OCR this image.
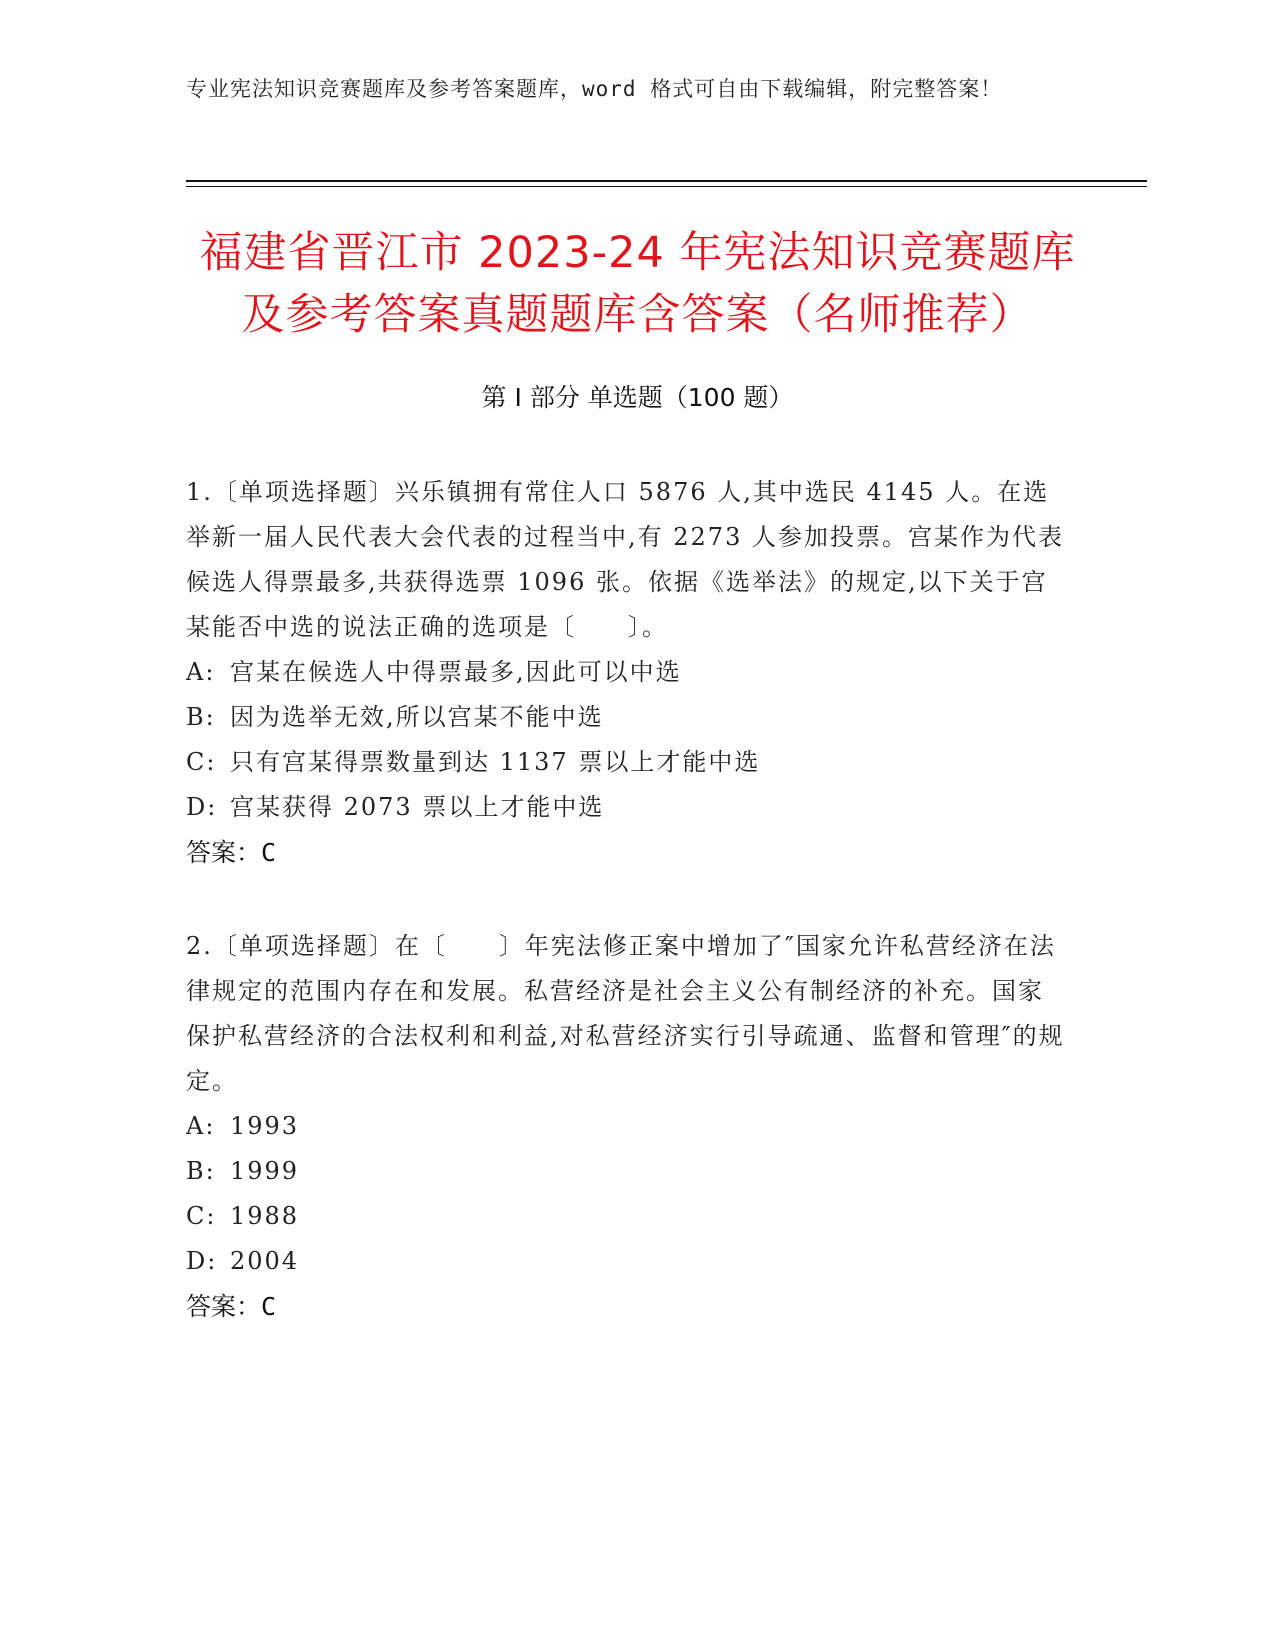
专业宪法知识竞赛题库及参考答案题库，word 格式可自由下载编辑，附完整答案！
福建省晋江市 2023-24 年宪法知识竞赛题库
及参考答案真题题库含答案（名师推荐）
第 I 部分 单选题（100 题）

1.〔单项选择题〕兴乐镇拥有常住人口 5876 人,其中选民 4145 人。在选举新一届人民代表大会代表的过程当中,有 2273 人参加投票。宫某作为代表候选人得票最多,共获得选票 1096 张。依据《选举法》的规定,以下关于宫某能否中选的说法正确的选项是〔　　〕。

A: 宫某在候选人中得票最多,因此可以中选
B: 因为选举无效,所以宫某不能中选
C: 只有宫某得票数量到达 1137 票以上才能中选
D: 宫某获得 2073 票以上才能中选
答案：C

2.〔单项选择题〕在〔　　〕年宪法修正案中增加了″国家允许私营经济在法律规定的范围内存在和发展。私营经济是社会主义公有制经济的补充。国家保护私营经济的合法权利和利益,对私营经济实行引导疏通、监督和管理″的规定。

A: 1993
B: 1999
C: 1988
D: 2004
答案：C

* * * * * * * * *

# DO THIS:
Write out the full listing verbatim, excluding its pictures.

# WORKED SOLUTION:
OCR this image.
专业宪法知识竞赛题库及参考答案题库，word 格式可自由下载编辑，附完整答案！
福建省晋江市 2023-24 年宪法知识竞赛题库
及参考答案真题题库含答案（名师推荐）
第 I 部分 单选题（100 题）

1.〔单项选择题〕兴乐镇拥有常住人口 5876 人,其中选民 4145 人。在选举新一届人民代表大会代表的过程当中,有 2273 人参加投票。宫某作为代表候选人得票最多,共获得选票 1096 张。依据《选举法》的规定,以下关于宫某能否中选的说法正确的选项是〔　　〕。

A: 宫某在候选人中得票最多,因此可以中选
B: 因为选举无效,所以宫某不能中选
C: 只有宫某得票数量到达 1137 票以上才能中选
D: 宫某获得 2073 票以上才能中选
答案：C

2.〔单项选择题〕在〔　　〕年宪法修正案中增加了″国家允许私营经济在法律规定的范围内存在和发展。私营经济是社会主义公有制经济的补充。国家保护私营经济的合法权利和利益,对私营经济实行引导疏通、监督和管理″的规定。

A: 1993
B: 1999
C: 1988
D: 2004
答案：C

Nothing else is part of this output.